Problem details: Find and copy each line of the records where the string "解得x₁" shows up.

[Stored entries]
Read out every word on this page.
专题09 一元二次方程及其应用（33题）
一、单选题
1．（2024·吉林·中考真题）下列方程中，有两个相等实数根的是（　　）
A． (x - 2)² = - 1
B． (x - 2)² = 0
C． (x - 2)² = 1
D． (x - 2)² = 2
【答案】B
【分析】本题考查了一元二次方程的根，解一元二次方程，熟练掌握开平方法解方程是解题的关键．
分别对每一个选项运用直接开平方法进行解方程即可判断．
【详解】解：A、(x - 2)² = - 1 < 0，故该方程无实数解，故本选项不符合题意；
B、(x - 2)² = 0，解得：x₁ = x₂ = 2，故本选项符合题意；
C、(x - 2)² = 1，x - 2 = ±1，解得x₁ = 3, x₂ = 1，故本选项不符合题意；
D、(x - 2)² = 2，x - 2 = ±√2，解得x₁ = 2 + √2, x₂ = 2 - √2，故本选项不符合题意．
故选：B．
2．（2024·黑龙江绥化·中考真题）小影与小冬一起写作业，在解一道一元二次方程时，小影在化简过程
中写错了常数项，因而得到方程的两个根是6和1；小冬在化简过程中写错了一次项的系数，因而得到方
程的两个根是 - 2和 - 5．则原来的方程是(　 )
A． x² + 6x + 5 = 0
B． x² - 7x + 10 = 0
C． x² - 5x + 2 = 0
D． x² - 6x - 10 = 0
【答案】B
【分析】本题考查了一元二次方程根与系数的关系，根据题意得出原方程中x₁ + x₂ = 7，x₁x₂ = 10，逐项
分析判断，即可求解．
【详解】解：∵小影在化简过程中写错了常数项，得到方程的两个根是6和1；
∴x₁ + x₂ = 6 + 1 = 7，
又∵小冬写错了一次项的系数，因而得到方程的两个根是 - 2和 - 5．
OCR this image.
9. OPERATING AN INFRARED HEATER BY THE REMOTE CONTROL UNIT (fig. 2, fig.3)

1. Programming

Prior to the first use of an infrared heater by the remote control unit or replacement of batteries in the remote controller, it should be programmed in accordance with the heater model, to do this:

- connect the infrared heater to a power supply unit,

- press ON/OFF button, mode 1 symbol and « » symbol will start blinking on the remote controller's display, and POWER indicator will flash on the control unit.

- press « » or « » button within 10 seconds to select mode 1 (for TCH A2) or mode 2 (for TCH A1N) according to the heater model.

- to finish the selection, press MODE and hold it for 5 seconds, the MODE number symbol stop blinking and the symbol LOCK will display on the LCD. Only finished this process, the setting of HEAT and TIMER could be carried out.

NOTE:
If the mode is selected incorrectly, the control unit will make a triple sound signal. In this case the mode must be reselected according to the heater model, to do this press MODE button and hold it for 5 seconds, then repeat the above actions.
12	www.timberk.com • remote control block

Written response:
C、(x - 2)² = 1，x - 2 = ±1，解得x₁ = 3, x₂ = 1，故本选项不符合题意；
D、(x - 2)² = 2，x - 2 = ±√2，解得x₁ = 2 + √2, x₂ = 2 - √2，故本选项不符合题意．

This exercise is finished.